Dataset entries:
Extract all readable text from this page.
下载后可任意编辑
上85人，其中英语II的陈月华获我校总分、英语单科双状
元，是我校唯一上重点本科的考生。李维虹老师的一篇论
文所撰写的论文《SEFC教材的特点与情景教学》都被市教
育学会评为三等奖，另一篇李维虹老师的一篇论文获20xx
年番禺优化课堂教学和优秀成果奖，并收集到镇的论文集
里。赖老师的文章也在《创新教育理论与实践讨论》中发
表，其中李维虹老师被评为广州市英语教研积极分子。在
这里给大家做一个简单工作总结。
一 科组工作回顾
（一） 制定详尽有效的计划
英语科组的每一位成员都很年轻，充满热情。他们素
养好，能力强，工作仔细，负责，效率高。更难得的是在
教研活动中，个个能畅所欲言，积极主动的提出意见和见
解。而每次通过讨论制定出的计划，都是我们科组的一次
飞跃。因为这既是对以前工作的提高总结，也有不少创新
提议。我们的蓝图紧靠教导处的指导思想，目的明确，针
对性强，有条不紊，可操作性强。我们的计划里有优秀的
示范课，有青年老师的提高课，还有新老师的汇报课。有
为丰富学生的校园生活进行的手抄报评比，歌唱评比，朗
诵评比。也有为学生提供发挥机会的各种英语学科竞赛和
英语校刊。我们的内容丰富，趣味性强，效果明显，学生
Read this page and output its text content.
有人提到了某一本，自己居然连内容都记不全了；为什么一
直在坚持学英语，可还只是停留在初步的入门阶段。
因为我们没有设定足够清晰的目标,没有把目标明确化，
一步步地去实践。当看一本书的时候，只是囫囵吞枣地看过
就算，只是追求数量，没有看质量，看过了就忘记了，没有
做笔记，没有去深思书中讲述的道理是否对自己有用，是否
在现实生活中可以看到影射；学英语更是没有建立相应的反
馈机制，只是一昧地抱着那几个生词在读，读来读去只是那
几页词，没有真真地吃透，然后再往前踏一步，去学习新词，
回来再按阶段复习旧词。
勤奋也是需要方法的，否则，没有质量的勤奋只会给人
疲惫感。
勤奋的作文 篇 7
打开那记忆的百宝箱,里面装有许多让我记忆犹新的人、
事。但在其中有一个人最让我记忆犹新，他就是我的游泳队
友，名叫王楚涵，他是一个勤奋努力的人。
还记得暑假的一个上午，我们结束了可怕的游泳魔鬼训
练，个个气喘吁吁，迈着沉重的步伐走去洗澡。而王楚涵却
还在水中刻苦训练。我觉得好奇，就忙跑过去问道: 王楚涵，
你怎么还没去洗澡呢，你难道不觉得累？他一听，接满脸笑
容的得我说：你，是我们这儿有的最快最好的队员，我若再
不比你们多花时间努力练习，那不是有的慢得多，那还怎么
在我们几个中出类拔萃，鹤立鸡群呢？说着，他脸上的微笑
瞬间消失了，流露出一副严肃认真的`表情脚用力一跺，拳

== Given task ==
Write out all the data again, exactly as it appears.

== The completed task ==
Extract all readable text from this page.
下载后可任意编辑
上85人，其中英语II的陈月华获我校总分、英语单科双状
元，是我校唯一上重点本科的考生。李维虹老师的一篇论
文所撰写的论文《SEFC教材的特点与情景教学》都被市教
育学会评为三等奖，另一篇李维虹老师的一篇论文获20xx
年番禺优化课堂教学和优秀成果奖，并收集到镇的论文集
里。赖老师的文章也在《创新教育理论与实践讨论》中发
表，其中李维虹老师被评为广州市英语教研积极分子。在
这里给大家做一个简单工作总结。
一 科组工作回顾
（一） 制定详尽有效的计划
英语科组的每一位成员都很年轻，充满热情。他们素
养好，能力强，工作仔细，负责，效率高。更难得的是在
教研活动中，个个能畅所欲言，积极主动的提出意见和见
解。而每次通过讨论制定出的计划，都是我们科组的一次
飞跃。因为这既是对以前工作的提高总结，也有不少创新
提议。我们的蓝图紧靠教导处的指导思想，目的明确，针
对性强，有条不紊，可操作性强。我们的计划里有优秀的
示范课，有青年老师的提高课，还有新老师的汇报课。有
为丰富学生的校园生活进行的手抄报评比，歌唱评比，朗
诵评比。也有为学生提供发挥机会的各种英语学科竞赛和
英语校刊。我们的内容丰富，趣味性强，效果明显，学生
Read this page and output its text content.
有人提到了某一本，自己居然连内容都记不全了；为什么一
直在坚持学英语，可还只是停留在初步的入门阶段。
因为我们没有设定足够清晰的目标,没有把目标明确化，
一步步地去实践。当看一本书的时候，只是囫囵吞枣地看过
就算，只是追求数量，没有看质量，看过了就忘记了，没有
做笔记，没有去深思书中讲述的道理是否对自己有用，是否
在现实生活中可以看到影射；学英语更是没有建立相应的反
馈机制，只是一昧地抱着那几个生词在读，读来读去只是那
几页词，没有真真地吃透，然后再往前踏一步，去学习新词，
回来再按阶段复习旧词。
勤奋也是需要方法的，否则，没有质量的勤奋只会给人
疲惫感。
勤奋的作文 篇 7
打开那记忆的百宝箱,里面装有许多让我记忆犹新的人、
事。但在其中有一个人最让我记忆犹新，他就是我的游泳队
友，名叫王楚涵，他是一个勤奋努力的人。
还记得暑假的一个上午，我们结束了可怕的游泳魔鬼训
练，个个气喘吁吁，迈着沉重的步伐走去洗澡。而王楚涵却
还在水中刻苦训练。我觉得好奇，就忙跑过去问道: 王楚涵，
你怎么还没去洗澡呢，你难道不觉得累？他一听，接满脸笑
容的得我说：你，是我们这儿有的最快最好的队员，我若再
不比你们多花时间努力练习，那不是有的慢得多，那还怎么
在我们几个中出类拔萃，鹤立鸡群呢？说着，他脸上的微笑
瞬间消失了，流露出一副严肃认真的`表情脚用力一跺，拳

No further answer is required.